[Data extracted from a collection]
:::
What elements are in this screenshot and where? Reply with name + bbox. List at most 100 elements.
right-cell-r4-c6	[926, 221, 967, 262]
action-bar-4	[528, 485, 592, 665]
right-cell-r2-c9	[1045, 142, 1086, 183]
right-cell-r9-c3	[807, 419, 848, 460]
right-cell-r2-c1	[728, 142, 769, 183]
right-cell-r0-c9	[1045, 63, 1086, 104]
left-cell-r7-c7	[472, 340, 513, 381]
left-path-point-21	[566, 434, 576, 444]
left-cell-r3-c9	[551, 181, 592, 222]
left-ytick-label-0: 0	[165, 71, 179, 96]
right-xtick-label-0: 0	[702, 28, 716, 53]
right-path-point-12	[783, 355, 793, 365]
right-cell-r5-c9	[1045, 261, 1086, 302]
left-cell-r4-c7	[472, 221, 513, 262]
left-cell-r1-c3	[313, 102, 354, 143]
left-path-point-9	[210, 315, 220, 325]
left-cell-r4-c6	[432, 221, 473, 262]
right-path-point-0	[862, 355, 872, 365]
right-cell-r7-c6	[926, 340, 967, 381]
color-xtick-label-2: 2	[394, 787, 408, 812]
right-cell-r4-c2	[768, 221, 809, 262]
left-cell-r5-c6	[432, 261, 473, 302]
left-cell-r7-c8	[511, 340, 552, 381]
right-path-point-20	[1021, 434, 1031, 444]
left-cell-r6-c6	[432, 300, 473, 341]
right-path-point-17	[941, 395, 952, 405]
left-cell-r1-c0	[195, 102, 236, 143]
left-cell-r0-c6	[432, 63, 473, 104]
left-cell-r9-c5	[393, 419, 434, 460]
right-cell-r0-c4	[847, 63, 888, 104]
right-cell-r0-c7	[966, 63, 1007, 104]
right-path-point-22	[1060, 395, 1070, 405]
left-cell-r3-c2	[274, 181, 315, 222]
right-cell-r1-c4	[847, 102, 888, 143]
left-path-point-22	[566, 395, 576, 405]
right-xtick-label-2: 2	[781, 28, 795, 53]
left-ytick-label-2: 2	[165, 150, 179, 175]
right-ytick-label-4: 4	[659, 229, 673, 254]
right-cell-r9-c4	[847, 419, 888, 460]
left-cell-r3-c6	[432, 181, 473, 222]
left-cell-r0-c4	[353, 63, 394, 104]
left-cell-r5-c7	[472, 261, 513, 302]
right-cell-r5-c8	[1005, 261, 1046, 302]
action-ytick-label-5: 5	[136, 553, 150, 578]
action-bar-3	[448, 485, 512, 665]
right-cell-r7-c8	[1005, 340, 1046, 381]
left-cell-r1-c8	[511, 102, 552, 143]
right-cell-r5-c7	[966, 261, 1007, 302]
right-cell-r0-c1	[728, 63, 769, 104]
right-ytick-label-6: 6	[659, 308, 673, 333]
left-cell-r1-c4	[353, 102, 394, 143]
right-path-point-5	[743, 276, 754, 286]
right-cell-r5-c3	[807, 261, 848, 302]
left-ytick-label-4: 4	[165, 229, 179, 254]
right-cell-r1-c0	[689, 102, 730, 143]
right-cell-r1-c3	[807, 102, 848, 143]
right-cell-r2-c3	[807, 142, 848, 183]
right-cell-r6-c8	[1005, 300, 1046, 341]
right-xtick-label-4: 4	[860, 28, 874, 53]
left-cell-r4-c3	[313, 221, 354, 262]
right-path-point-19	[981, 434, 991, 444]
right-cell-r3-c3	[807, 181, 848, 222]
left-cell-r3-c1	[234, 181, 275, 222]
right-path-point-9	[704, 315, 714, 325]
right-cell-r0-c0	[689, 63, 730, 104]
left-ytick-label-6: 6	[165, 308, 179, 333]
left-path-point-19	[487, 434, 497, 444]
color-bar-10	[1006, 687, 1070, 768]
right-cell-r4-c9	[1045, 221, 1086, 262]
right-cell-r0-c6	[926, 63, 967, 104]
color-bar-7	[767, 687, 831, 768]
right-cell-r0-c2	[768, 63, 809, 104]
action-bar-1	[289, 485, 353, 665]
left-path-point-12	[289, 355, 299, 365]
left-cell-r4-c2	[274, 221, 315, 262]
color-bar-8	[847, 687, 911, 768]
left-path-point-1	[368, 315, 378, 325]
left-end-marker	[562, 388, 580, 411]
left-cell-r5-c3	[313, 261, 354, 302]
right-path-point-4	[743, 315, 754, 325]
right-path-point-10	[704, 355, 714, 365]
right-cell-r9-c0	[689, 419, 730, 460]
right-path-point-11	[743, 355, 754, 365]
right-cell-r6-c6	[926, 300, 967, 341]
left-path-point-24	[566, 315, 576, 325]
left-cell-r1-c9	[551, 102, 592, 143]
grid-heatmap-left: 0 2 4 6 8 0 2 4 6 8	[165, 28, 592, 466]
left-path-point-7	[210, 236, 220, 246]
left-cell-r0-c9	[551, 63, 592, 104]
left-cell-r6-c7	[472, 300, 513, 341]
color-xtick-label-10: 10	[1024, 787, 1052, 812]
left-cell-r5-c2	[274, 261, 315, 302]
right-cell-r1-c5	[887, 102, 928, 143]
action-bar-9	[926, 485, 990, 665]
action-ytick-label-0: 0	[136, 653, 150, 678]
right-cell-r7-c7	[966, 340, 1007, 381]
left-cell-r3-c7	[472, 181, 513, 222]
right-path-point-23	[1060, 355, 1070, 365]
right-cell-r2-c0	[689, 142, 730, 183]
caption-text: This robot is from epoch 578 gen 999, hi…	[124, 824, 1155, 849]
:::
Task ->
Convert every line of the listing above into a Markdown table with the columns "No." and "Entry", numbering the rows in order and omitting blank lines.

Complete answer ->
| No. | Entry |
|---|---|
| 1 | What elements are in this screenshot and where? Reply with name + bbox. List at most 100 elements. |
| 2 | right-cell-r4-c6	[926, 221, 967, 262] |
| 3 | action-bar-4	[528, 485, 592, 665] |
| 4 | right-cell-r2-c9	[1045, 142, 1086, 183] |
| 5 | right-cell-r9-c3	[807, 419, 848, 460] |
| 6 | right-cell-r2-c1	[728, 142, 769, 183] |
| 7 | right-cell-r0-c9	[1045, 63, 1086, 104] |
| 8 | left-cell-r7-c7	[472, 340, 513, 381] |
| 9 | left-path-point-21	[566, 434, 576, 444] |
| 10 | left-cell-r3-c9	[551, 181, 592, 222] |
| 11 | left-ytick-label-0: 0	[165, 71, 179, 96] |
| 12 | right-xtick-label-0: 0	[702, 28, 716, 53] |
| 13 | right-path-point-12	[783, 355, 793, 365] |
| 14 | right-cell-r5-c9	[1045, 261, 1086, 302] |
| 15 | left-cell-r4-c7	[472, 221, 513, 262] |
| 16 | left-cell-r1-c3	[313, 102, 354, 143] |
| 17 | left-path-point-9	[210, 315, 220, 325] |
| 18 | left-cell-r4-c6	[432, 221, 473, 262] |
| 19 | right-path-point-0	[862, 355, 872, 365] |
| 20 | right-cell-r7-c6	[926, 340, 967, 381] |
| 21 | color-xtick-label-2: 2	[394, 787, 408, 812] |
| 22 | right-cell-r4-c2	[768, 221, 809, 262] |
| 23 | left-cell-r5-c6	[432, 261, 473, 302] |
| 24 | left-cell-r7-c8	[511, 340, 552, 381] |
| 25 | right-path-point-20	[1021, 434, 1031, 444] |
| 26 | left-cell-r6-c6	[432, 300, 473, 341] |
| 27 | right-path-point-17	[941, 395, 952, 405] |
| 28 | left-cell-r1-c0	[195, 102, 236, 143] |
| 29 | left-cell-r0-c6	[432, 63, 473, 104] |
| 30 | left-cell-r9-c5	[393, 419, 434, 460] |
| 31 | right-cell-r0-c4	[847, 63, 888, 104] |
| 32 | right-cell-r0-c7	[966, 63, 1007, 104] |
| 33 | right-path-point-22	[1060, 395, 1070, 405] |
| 34 | left-cell-r3-c2	[274, 181, 315, 222] |
| 35 | right-cell-r1-c4	[847, 102, 888, 143] |
| 36 | left-path-point-22	[566, 395, 576, 405] |
| 37 | right-xtick-label-2: 2	[781, 28, 795, 53] |
| 38 | left-ytick-label-2: 2	[165, 150, 179, 175] |
| 39 | right-ytick-label-4: 4	[659, 229, 673, 254] |
| 40 | right-cell-r9-c4	[847, 419, 888, 460] |
| 41 | left-cell-r3-c6	[432, 181, 473, 222] |
| 42 | left-cell-r0-c4	[353, 63, 394, 104] |
| 43 | left-cell-r5-c7	[472, 261, 513, 302] |
| 44 | right-cell-r5-c8	[1005, 261, 1046, 302] |
| 45 | action-ytick-label-5: 5	[136, 553, 150, 578] |
| 46 | action-bar-3	[448, 485, 512, 665] |
| 47 | right-cell-r7-c8	[1005, 340, 1046, 381] |
| 48 | left-cell-r1-c8	[511, 102, 552, 143] |
| 49 | right-cell-r5-c7	[966, 261, 1007, 302] |
| 50 | right-cell-r0-c1	[728, 63, 769, 104] |
| 51 | right-ytick-label-6: 6	[659, 308, 673, 333] |
| 52 | left-cell-r1-c4	[353, 102, 394, 143] |
| 53 | right-path-point-5	[743, 276, 754, 286] |
| 54 | right-cell-r5-c3	[807, 261, 848, 302] |
| 55 | left-ytick-label-4: 4	[165, 229, 179, 254] |
| 56 | right-cell-r1-c0	[689, 102, 730, 143] |
| 57 | right-cell-r1-c3	[807, 102, 848, 143] |
| 58 | right-cell-r2-c3	[807, 142, 848, 183] |
| 59 | right-cell-r6-c8	[1005, 300, 1046, 341] |
| 60 | right-xtick-label-4: 4	[860, 28, 874, 53] |
| 61 | left-cell-r4-c3	[313, 221, 354, 262] |
| 62 | right-path-point-19	[981, 434, 991, 444] |
| 63 | right-cell-r3-c3	[807, 181, 848, 222] |
| 64 | left-cell-r3-c1	[234, 181, 275, 222] |
| 65 | right-path-point-9	[704, 315, 714, 325] |
| 66 | right-cell-r0-c0	[689, 63, 730, 104] |
| 67 | left-ytick-label-6: 6	[165, 308, 179, 333] |
| 68 | left-path-point-19	[487, 434, 497, 444] |
| 69 | color-bar-10	[1006, 687, 1070, 768] |
| 70 | right-cell-r4-c9	[1045, 221, 1086, 262] |
| 71 | right-cell-r0-c6	[926, 63, 967, 104] |
| 72 | color-bar-7	[767, 687, 831, 768] |
| 73 | right-cell-r0-c2	[768, 63, 809, 104] |
| 74 | action-bar-1	[289, 485, 353, 665] |
| 75 | left-path-point-12	[289, 355, 299, 365] |
| 76 | left-cell-r4-c2	[274, 221, 315, 262] |
| 77 | color-bar-8	[847, 687, 911, 768] |
| 78 | left-path-point-1	[368, 315, 378, 325] |
| 79 | left-end-marker	[562, 388, 580, 411] |
| 80 | left-cell-r5-c3	[313, 261, 354, 302] |
| 81 | right-path-point-4	[743, 315, 754, 325] |
| 82 | right-path-point-10	[704, 355, 714, 365] |
| 83 | right-cell-r9-c0	[689, 419, 730, 460] |
| 84 | right-path-point-11	[743, 355, 754, 365] |
| 85 | right-cell-r6-c6	[926, 300, 967, 341] |
| 86 | left-path-point-24	[566, 315, 576, 325] |
| 87 | left-cell-r1-c9	[551, 102, 592, 143] |
| 88 | grid-heatmap-left: 0 2 4 6 8 0 2 4 6 8	[165, 28, 592, 466] |
| 89 | left-path-point-7	[210, 236, 220, 246] |
| 90 | left-cell-r0-c9	[551, 63, 592, 104] |
| 91 | left-cell-r6-c7	[472, 300, 513, 341] |
| 92 | color-xtick-label-10: 10	[1024, 787, 1052, 812] |
| 93 | left-cell-r5-c2	[274, 261, 315, 302] |
| 94 | right-cell-r1-c5	[887, 102, 928, 143] |
| 95 | action-bar-9	[926, 485, 990, 665] |
| 96 | action-ytick-label-0: 0	[136, 653, 150, 678] |
| 97 | right-cell-r7-c7	[966, 340, 1007, 381] |
| 98 | left-cell-r3-c7	[472, 181, 513, 222] |
| 99 | right-path-point-23	[1060, 355, 1070, 365] |
| 100 | right-cell-r2-c0	[689, 142, 730, 183] |
| 101 | caption-text: This robot is from epoch 578 gen 999, hi…	[124, 824, 1155, 849] |